Problem: Your task is to gather the lines below that hold the string "signin".

-- Begin Record list --

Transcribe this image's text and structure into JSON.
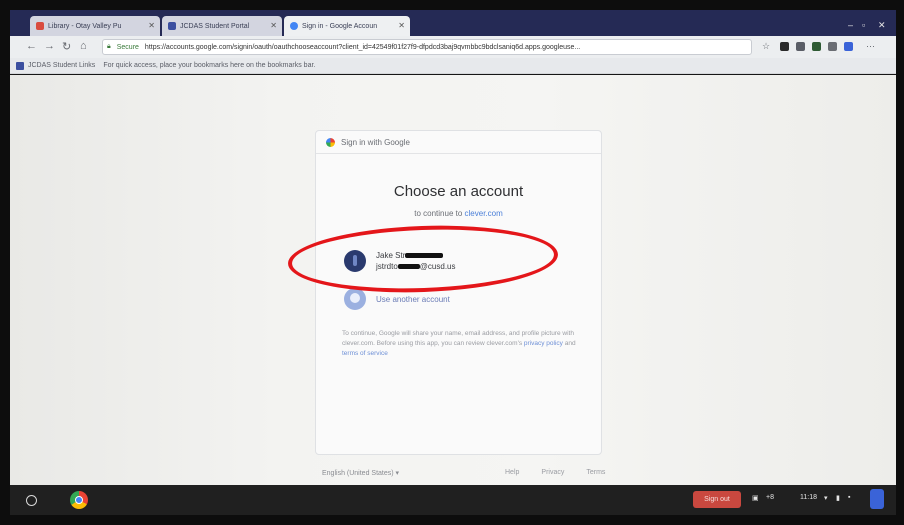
{
  "browser": {
    "tabs": [
      {
        "label": "Library - Otay Valley Pu",
        "favicon_color": "#d94b3f",
        "active": false
      },
      {
        "label": "JCDAS Student Portal",
        "favicon_color": "#3b4fa0",
        "active": false
      },
      {
        "label": "Sign in - Google Accoun",
        "favicon_color": "#4285f4",
        "active": true
      }
    ],
    "address_security": "Secure",
    "url": "https://accounts.google.com/signin/oauth/oauthchooseaccount?client_id=42549f01f27f9-dfpdcd3baj9qvmbbc9bdclsaniq6d.apps.googleuse...",
    "bookmark": "JCDAS Student Links",
    "bookmark_hint": "For quick access, place your bookmarks here on the bookmarks bar."
  },
  "signin": {
    "header": "Sign in with Google",
    "title": "Choose an account",
    "subtitle_prefix": "to continue to ",
    "subtitle_link": "clever.com",
    "account_name": "Jake Str",
    "account_email_prefix": "jstrdto",
    "account_email_suffix": "@cusd.us",
    "other_account": "Use another account",
    "disclaimer_text": "To continue, Google will share your name, email address, and profile picture with clever.com. Before using this app, you can review clever.com's ",
    "disclaimer_privacy": "privacy policy",
    "disclaimer_and": " and ",
    "disclaimer_terms": "terms of service",
    "language": "English (United States) ▾",
    "footer_links": [
      "Help",
      "Privacy",
      "Terms"
    ]
  },
  "shelf": {
    "signout_label": "Sign out",
    "time": "11:18",
    "count": "+8"
  },
  "colors": {
    "highlight": "#e4161a",
    "link": "#4a7fd8",
    "tabstrip": "#252a55",
    "signout": "#c9483f"
  }
}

-- End Record list --

Exercise output:
    "url": "https://accounts.google.com/signin/oauth/oauthchooseaccount?client_id=42549f01f27f9-dfpdcd3baj9qvmbbc9bdclsaniq6d.apps.googleuse...",
  "signin": {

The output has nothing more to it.